- [THE PROBLEM]: Every record that follows should be printed verbatim.

-- EXTRACTED RECORDS start --

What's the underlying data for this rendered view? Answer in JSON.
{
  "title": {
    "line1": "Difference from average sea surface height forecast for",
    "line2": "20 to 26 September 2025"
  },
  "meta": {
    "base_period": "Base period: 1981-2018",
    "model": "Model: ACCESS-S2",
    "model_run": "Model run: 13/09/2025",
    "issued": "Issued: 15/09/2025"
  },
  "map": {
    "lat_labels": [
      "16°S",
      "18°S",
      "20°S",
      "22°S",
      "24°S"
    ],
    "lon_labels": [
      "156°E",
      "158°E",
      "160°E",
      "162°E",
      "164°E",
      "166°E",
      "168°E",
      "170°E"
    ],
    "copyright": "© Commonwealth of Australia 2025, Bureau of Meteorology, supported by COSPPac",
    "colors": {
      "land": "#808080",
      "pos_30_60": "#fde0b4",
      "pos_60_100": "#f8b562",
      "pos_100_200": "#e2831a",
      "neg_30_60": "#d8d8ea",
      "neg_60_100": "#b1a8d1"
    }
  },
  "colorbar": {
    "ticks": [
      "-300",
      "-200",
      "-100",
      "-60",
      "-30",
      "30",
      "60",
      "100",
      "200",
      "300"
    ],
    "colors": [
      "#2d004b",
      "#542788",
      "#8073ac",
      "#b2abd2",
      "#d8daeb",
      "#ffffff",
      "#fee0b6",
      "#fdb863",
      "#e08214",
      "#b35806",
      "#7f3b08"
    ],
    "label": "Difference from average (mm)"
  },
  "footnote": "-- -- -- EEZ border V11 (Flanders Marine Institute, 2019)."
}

-- EXTRACTED RECORDS end --

- [SOLUTION TO THIS TASK]:
What's the underlying data for this rendered view? Answer in JSON.
{
  "title": {
    "line1": "Difference from average sea surface height forecast for",
    "line2": "20 to 26 September 2025"
  },
  "meta": {
    "base_period": "Base period: 1981-2018",
    "model": "Model: ACCESS-S2",
    "model_run": "Model run: 13/09/2025",
    "issued": "Issued: 15/09/2025"
  },
  "map": {
    "lat_labels": [
      "16°S",
      "18°S",
      "20°S",
      "22°S",
      "24°S"
    ],
    "lon_labels": [
      "156°E",
      "158°E",
      "160°E",
      "162°E",
      "164°E",
      "166°E",
      "168°E",
      "170°E"
    ],
    "copyright": "© Commonwealth of Australia 2025, Bureau of Meteorology, supported by COSPPac",
    "colors": {
      "land": "#808080",
      "pos_30_60": "#fde0b4",
      "pos_60_100": "#f8b562",
      "pos_100_200": "#e2831a",
      "neg_30_60": "#d8d8ea",
      "neg_60_100": "#b1a8d1"
    }
  },
  "colorbar": {
    "ticks": [
      "-300",
      "-200",
      "-100",
      "-60",
      "-30",
      "30",
      "60",
      "100",
      "200",
      "300"
    ],
    "colors": [
      "#2d004b",
      "#542788",
      "#8073ac",
      "#b2abd2",
      "#d8daeb",
      "#ffffff",
      "#fee0b6",
      "#fdb863",
      "#e08214",
      "#b35806",
      "#7f3b08"
    ],
    "label": "Difference from average (mm)"
  },
  "footnote": "-- -- -- EEZ border V11 (Flanders Marine Institute, 2019)."
}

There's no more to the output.